--- Start Material for this task ---
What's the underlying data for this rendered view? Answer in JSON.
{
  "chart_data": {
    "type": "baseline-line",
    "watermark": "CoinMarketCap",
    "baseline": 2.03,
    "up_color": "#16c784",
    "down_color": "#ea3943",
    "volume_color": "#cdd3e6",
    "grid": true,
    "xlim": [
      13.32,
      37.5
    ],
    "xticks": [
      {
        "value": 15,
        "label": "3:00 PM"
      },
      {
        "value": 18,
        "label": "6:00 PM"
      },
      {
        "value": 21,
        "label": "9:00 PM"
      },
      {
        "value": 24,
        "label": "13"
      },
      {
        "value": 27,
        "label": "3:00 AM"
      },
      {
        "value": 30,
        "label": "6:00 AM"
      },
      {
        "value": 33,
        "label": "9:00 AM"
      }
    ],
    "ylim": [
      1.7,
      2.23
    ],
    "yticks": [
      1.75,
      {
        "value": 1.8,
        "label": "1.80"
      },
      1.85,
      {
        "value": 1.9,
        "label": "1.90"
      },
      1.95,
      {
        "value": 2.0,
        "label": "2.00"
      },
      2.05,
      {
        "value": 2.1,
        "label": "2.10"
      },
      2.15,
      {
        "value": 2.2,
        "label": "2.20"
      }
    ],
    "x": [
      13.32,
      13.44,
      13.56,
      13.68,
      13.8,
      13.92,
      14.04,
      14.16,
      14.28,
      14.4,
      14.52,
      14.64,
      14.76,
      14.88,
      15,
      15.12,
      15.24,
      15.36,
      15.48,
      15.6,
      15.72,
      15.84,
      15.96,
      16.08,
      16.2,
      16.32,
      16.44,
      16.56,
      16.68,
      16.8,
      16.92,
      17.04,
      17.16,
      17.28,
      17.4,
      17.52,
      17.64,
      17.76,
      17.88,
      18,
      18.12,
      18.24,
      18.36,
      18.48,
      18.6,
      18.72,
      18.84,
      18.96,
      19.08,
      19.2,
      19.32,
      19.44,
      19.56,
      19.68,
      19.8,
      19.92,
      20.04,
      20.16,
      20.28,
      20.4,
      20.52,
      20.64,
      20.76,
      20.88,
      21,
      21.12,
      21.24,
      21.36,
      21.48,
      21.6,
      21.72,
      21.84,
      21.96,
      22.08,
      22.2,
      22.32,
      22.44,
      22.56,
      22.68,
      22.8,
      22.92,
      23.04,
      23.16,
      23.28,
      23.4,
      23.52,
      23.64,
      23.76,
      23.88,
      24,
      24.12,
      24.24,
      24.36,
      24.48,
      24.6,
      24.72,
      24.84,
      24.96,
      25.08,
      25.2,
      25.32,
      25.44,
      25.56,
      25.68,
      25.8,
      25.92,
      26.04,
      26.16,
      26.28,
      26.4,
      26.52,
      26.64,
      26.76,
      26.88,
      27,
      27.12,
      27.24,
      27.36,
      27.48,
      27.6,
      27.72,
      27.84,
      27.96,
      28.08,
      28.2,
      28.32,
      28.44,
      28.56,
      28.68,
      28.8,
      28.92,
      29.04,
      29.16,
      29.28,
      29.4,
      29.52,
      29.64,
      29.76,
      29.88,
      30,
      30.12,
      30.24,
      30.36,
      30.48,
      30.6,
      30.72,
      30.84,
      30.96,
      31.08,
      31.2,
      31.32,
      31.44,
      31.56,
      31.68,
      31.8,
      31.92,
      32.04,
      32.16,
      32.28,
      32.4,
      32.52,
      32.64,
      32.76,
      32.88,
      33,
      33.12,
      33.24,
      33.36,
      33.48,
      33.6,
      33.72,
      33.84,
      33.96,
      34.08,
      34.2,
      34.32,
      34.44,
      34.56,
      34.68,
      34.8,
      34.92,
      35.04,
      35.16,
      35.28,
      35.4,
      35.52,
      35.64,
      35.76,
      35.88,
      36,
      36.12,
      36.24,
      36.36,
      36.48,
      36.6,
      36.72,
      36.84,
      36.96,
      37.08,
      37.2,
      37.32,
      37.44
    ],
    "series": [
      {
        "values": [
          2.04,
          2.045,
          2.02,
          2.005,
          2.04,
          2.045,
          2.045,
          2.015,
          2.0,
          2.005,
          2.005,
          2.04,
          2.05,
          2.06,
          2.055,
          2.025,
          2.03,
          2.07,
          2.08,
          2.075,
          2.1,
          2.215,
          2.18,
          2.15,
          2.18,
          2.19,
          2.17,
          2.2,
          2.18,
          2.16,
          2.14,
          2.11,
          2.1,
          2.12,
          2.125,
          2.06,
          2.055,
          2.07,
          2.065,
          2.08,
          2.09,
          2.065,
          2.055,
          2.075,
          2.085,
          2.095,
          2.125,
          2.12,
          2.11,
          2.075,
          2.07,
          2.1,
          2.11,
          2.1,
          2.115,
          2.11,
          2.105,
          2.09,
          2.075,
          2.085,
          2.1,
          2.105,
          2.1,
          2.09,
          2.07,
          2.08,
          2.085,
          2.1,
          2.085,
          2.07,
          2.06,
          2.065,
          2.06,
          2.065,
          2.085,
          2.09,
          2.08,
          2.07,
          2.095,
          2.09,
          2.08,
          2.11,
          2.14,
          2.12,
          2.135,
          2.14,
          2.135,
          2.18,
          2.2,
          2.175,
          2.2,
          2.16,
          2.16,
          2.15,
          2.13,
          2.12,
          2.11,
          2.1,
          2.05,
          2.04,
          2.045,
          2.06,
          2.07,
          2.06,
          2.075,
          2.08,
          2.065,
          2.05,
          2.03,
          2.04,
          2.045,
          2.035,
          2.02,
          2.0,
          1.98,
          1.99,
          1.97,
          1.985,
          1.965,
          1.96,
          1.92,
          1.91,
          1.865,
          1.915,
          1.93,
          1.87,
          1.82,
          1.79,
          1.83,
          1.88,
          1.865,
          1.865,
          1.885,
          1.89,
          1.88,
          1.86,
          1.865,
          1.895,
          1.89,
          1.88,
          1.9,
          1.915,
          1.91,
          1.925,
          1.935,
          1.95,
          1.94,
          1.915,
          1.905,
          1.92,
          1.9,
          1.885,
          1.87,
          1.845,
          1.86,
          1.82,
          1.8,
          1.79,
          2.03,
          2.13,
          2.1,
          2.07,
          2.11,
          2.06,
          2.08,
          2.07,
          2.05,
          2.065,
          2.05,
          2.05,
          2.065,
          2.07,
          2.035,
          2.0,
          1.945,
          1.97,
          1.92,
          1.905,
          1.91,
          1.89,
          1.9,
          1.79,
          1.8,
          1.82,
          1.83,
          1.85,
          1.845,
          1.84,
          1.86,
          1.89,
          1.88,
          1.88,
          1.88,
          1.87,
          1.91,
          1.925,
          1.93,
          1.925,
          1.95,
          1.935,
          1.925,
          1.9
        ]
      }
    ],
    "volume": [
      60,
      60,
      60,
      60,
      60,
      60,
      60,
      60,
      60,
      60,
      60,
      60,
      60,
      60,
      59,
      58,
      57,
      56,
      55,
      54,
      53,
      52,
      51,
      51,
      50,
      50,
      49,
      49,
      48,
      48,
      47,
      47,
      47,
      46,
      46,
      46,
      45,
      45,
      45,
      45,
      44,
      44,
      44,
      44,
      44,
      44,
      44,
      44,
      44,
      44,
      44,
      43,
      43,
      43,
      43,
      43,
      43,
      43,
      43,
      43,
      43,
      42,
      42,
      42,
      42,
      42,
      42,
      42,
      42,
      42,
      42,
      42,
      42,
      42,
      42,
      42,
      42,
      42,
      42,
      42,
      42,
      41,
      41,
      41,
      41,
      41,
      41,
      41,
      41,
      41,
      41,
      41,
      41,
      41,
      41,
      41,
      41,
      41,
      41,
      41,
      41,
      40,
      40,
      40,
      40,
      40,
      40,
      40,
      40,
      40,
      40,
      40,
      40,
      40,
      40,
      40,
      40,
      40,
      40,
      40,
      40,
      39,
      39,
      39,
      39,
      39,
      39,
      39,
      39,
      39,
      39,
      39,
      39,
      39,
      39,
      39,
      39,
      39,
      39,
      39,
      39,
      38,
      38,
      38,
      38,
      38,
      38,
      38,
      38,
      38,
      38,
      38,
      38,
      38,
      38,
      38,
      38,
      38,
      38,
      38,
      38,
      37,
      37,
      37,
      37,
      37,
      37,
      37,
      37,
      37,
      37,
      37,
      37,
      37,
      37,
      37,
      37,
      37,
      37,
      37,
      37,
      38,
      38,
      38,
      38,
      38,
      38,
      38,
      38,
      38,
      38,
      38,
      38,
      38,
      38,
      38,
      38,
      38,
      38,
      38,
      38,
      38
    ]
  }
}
--- End Material for this task ---
**Exercise objective**
Pull out each line holding the string "label".

**Response below**
        "label": "3:00 PM"
        "label": "6:00 PM"
        "label": "9:00 PM"
        "label": "13"
        "label": "3:00 AM"
        "label": "6:00 AM"
        "label": "9:00 AM"
        "label": "1.80"
        "label": "1.90"
        "label": "2.00"
        "label": "2.10"
        "label": "2.20"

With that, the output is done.